Records:

[Begin]

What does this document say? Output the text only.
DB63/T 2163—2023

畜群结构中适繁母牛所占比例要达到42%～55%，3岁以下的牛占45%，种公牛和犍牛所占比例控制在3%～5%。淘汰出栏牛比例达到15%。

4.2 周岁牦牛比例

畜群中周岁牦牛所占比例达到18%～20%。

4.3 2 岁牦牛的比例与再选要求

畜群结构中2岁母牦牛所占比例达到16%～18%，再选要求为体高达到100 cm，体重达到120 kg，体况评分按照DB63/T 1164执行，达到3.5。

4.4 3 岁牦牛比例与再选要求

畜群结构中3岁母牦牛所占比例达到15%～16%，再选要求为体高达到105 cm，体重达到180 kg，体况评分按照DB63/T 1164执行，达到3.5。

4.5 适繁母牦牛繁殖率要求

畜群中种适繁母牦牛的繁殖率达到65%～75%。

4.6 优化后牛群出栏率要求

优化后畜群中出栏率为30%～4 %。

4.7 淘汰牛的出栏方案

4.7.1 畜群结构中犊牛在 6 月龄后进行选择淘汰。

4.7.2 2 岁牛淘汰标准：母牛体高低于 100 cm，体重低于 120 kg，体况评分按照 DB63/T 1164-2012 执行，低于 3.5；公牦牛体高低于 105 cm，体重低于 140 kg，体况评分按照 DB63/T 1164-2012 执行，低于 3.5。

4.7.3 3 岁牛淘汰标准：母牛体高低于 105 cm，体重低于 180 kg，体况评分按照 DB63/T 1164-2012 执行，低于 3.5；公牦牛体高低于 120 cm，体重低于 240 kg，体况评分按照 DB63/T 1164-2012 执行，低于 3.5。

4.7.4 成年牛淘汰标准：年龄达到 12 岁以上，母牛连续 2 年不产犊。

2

[End]

» **Written exercise**: Reproduce the material above exactly; please quote every line of it.

» **Correct result**:
What does this document say? Output the text only.
DB63/T 2163—2023

畜群结构中适繁母牛所占比例要达到42%～55%，3岁以下的牛占45%，种公牛和犍牛所占比例控制在3%～5%。淘汰出栏牛比例达到15%。

4.2 周岁牦牛比例

畜群中周岁牦牛所占比例达到18%～20%。

4.3 2 岁牦牛的比例与再选要求

畜群结构中2岁母牦牛所占比例达到16%～18%，再选要求为体高达到100 cm，体重达到120 kg，体况评分按照DB63/T 1164执行，达到3.5。

4.4 3 岁牦牛比例与再选要求

畜群结构中3岁母牦牛所占比例达到15%～16%，再选要求为体高达到105 cm，体重达到180 kg，体况评分按照DB63/T 1164执行，达到3.5。

4.5 适繁母牦牛繁殖率要求

畜群中种适繁母牦牛的繁殖率达到65%～75%。

4.6 优化后牛群出栏率要求

优化后畜群中出栏率为30%～4 %。

4.7 淘汰牛的出栏方案

4.7.1 畜群结构中犊牛在 6 月龄后进行选择淘汰。

4.7.2 2 岁牛淘汰标准：母牛体高低于 100 cm，体重低于 120 kg，体况评分按照 DB63/T 1164-2012 执行，低于 3.5；公牦牛体高低于 105 cm，体重低于 140 kg，体况评分按照 DB63/T 1164-2012 执行，低于 3.5。

4.7.3 3 岁牛淘汰标准：母牛体高低于 105 cm，体重低于 180 kg，体况评分按照 DB63/T 1164-2012 执行，低于 3.5；公牦牛体高低于 120 cm，体重低于 240 kg，体况评分按照 DB63/T 1164-2012 执行，低于 3.5。

4.7.4 成年牛淘汰标准：年龄达到 12 岁以上，母牛连续 2 年不产犊。

2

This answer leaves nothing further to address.